• _GIVEN REQUEST_:
For each line in the data below that holds "procedure", return a copy.

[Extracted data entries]
%%

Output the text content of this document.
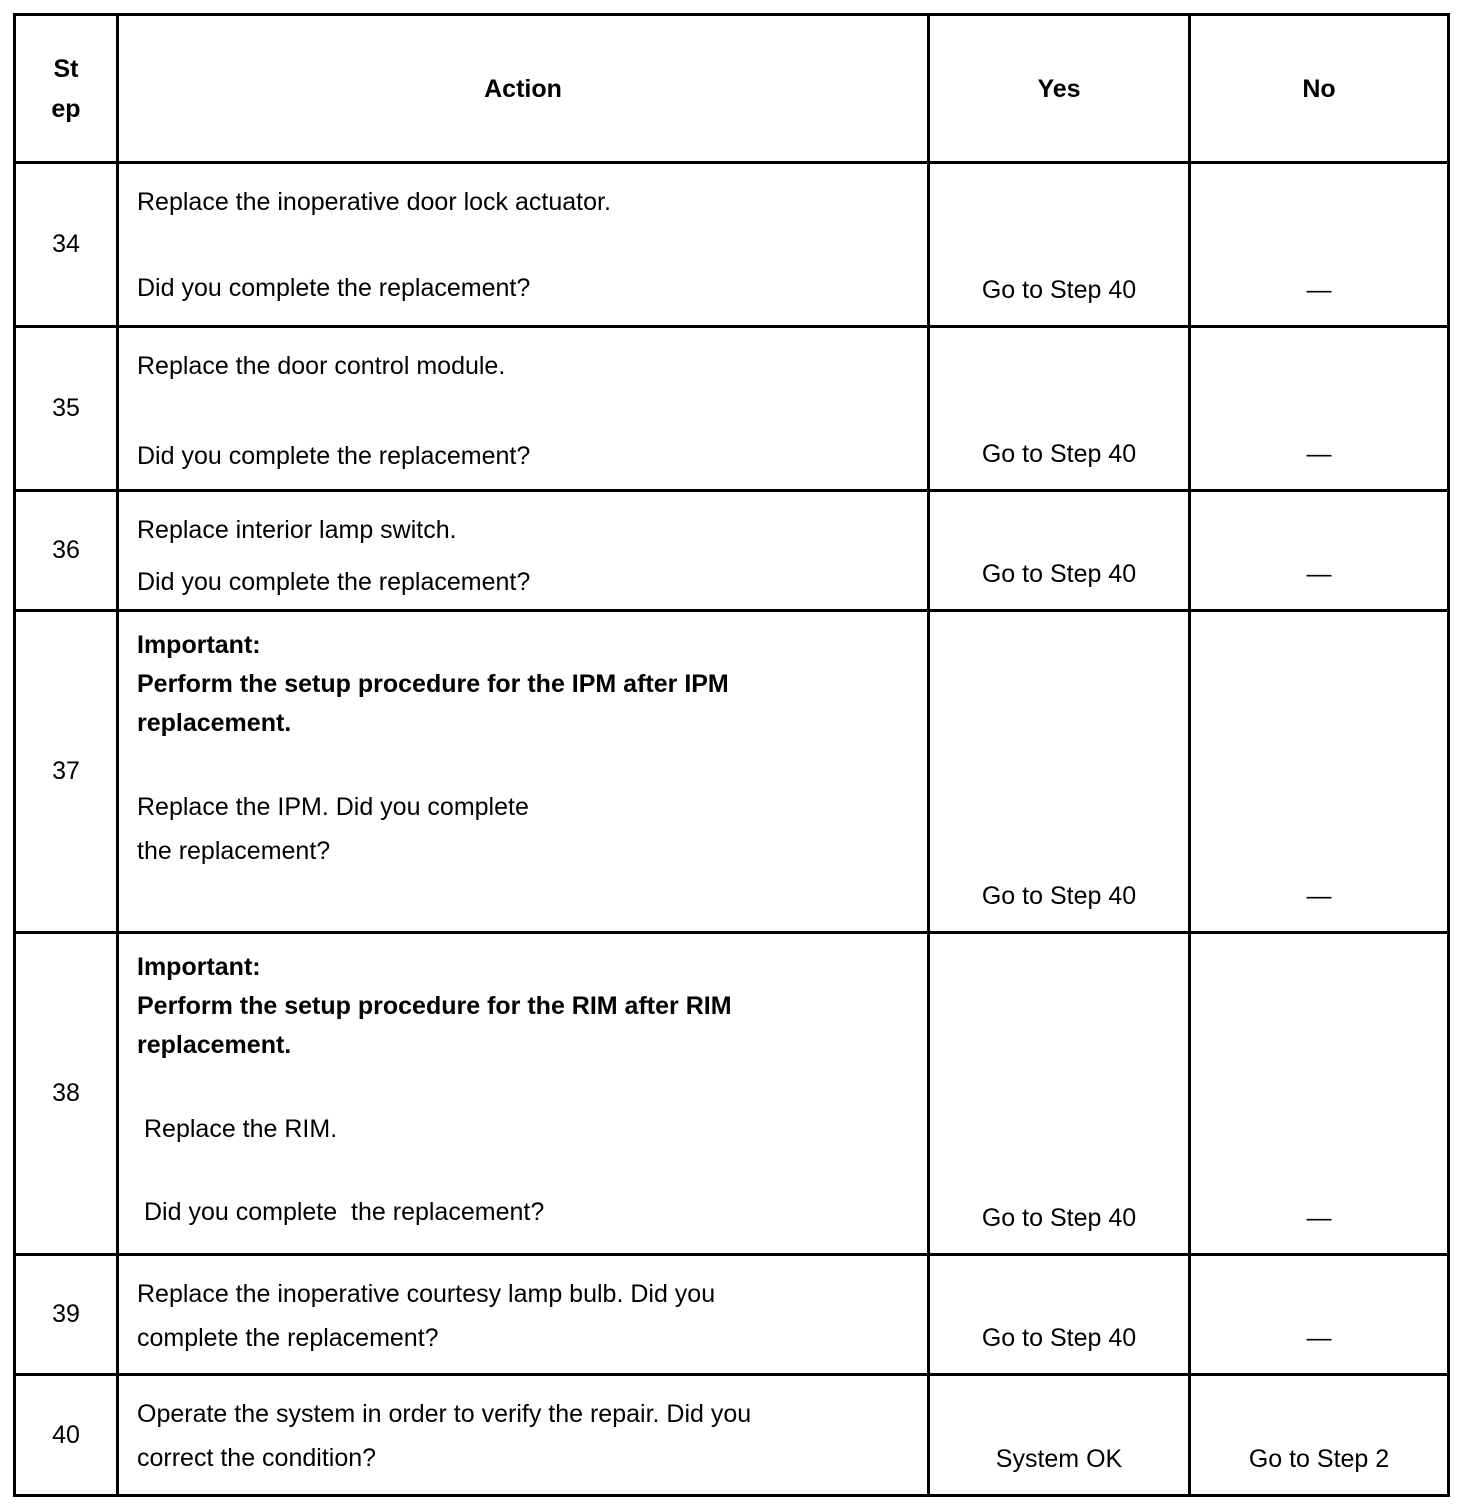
St
ep	Action	Yes	No
34	Replace the inoperative door lock actuator.
Did you complete the replacement?	Go to Step 40	—

35	Replace the door control module.
Did you complete the replacement?	Go to Step 40	—

36	Replace interior lamp switch.
Did you complete the replacement?	Go to Step 40	—

37	Important:
Perform the setup procedure for the IPM after IPM
replacement.
Replace the IPM. Did you complete
the replacement?	Go to Step 40	—

38	Important:
Perform the setup procedure for the RIM after RIM
replacement.
Replace the RIM.
Did you complete  the replacement?	Go to Step 40	—

39	Replace the inoperative courtesy lamp bulb. Did you
complete the replacement?	Go to Step 40	—

40	Operate the system in order to verify the repair. Did you
correct the condition?	System OK	Go to Step 2
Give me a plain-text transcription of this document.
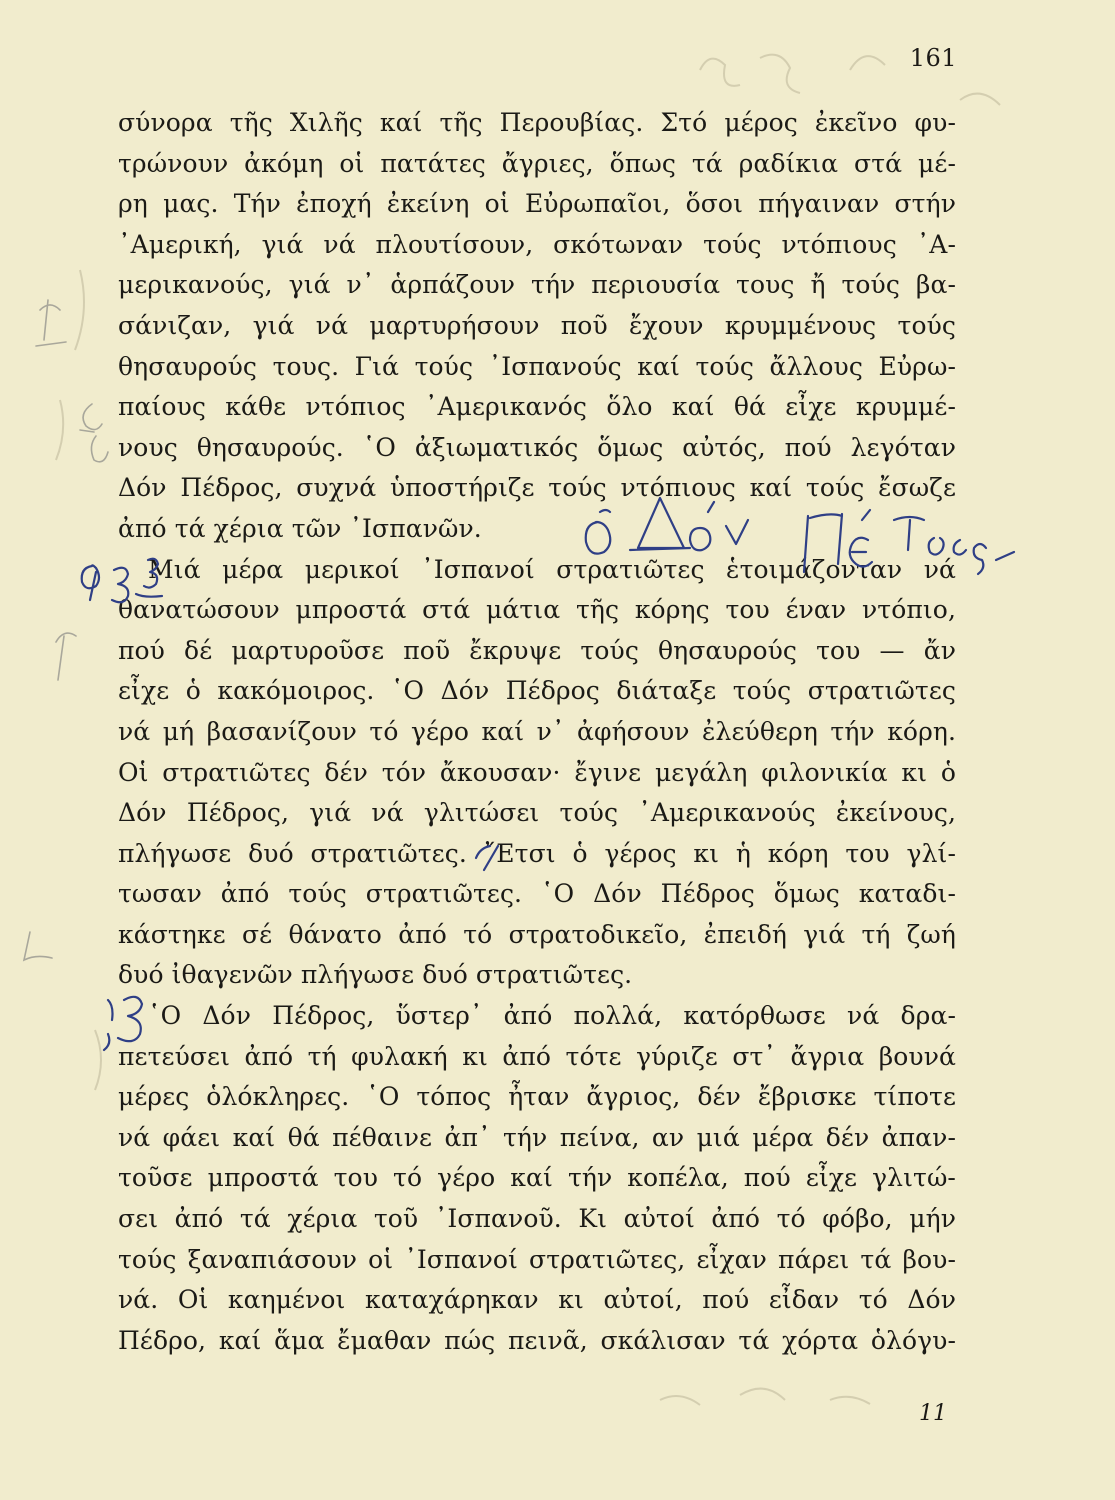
161
σύνορα τῆς Χιλῆς καί τῆς Περουβίας. Στό μέρος ἐκεῖνο φυ-
τρώνουν ἀκόμη οἱ πατάτες ἄγριες, ὅπως τά ραδίκια στά μέ-
ρη μας. Τήν ἐποχή ἐκείνη οἱ Εὐρωπαῖοι, ὅσοι πήγαιναν στήν
᾿Αμερική, γιά νά πλουτίσουν, σκότωναν τούς ντόπιους ᾿Α-
μερικανούς, γιά ν᾿ ἁρπάζουν τήν περιουσία τους ἤ τούς βα-
σάνιζαν, γιά νά μαρτυρήσουν ποῦ ἔχουν κρυμμένους τούς
θησαυρούς τους. Γιά τούς ᾿Ισπανούς καί τούς ἄλλους Εὐρω-
παίους κάθε ντόπιος ᾿Αμερικανός ὅλο καί θά εἶχε κρυμμέ-
νους θησαυρούς. ῾Ο ἀξιωματικός ὅμως αὐτός, πού λεγόταν
Δόν Πέδρος, συχνά ὑποστήριζε τούς ντόπιους καί τούς ἔσωζε
ἀπό τά χέρια τῶν ᾿Ισπανῶν.
Μιά μέρα μερικοί ᾿Ισπανοί στρατιῶτες ἑτοιμάζονταν νά
θανατώσουν μπροστά στά μάτια τῆς κόρης του έναν ντόπιο,
πού δέ μαρτυροῦσε ποῦ ἔκρυψε τούς θησαυρούς του — ἄν
εἶχε ὁ κακόμοιρος. ῾Ο Δόν Πέδρος διάταξε τούς στρατιῶτες
νά μή βασανίζουν τό γέρο καί ν᾿ ἀφήσουν ἐλεύθερη τήν κόρη.
Οἱ στρατιῶτες δέν τόν ἄκουσαν· ἔγινε μεγάλη φιλονικία κι ὁ
Δόν Πέδρος, γιά νά γλιτώσει τούς ᾿Αμερικανούς ἐκείνους,
πλήγωσε δυό στρατιῶτες. ῎Ετσι ὁ γέρος κι ἡ κόρη του γλί-
τωσαν ἀπό τούς στρατιῶτες. ῾Ο Δόν Πέδρος ὅμως καταδι-
κάστηκε σέ θάνατο ἀπό τό στρατοδικεῖο, ἐπειδή γιά τή ζωή
δυό ἰθαγενῶν πλήγωσε δυό στρατιῶτες.
῾Ο Δόν Πέδρος, ὕστερ᾿ ἀπό πολλά, κατόρθωσε νά δρα-
πετεύσει ἀπό τή φυλακή κι ἀπό τότε γύριζε στ᾿ ἄγρια βουνά
μέρες ὁλόκληρες. ῾Ο τόπος ἦταν ἄγριος, δέν ἔβρισκε τίποτε
νά φάει καί θά πέθαινε ἀπ᾿ τήν πείνα, αν μιά μέρα δέν ἀπαν-
τοῦσε μπροστά του τό γέρο καί τήν κοπέλα, πού εἶχε γλιτώ-
σει ἀπό τά χέρια τοῦ ᾿Ισπανοῦ. Κι αὐτοί ἀπό τό φόβο, μήν
τούς ξαναπιάσουν οἱ ᾿Ισπανοί στρατιῶτες, εἶχαν πάρει τά βου-
νά. Οἱ καημένοι καταχάρηκαν κι αὐτοί, πού εἶδαν τό Δόν
Πέδρο, καί ἅμα ἔμαθαν πώς πεινᾶ, σκάλισαν τά χόρτα ὁλόγυ-
11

%%

• _WORKED SOLUTION_:
Perform the setup procedure for the IPM after IPM
Perform the setup procedure for the RIM after RIM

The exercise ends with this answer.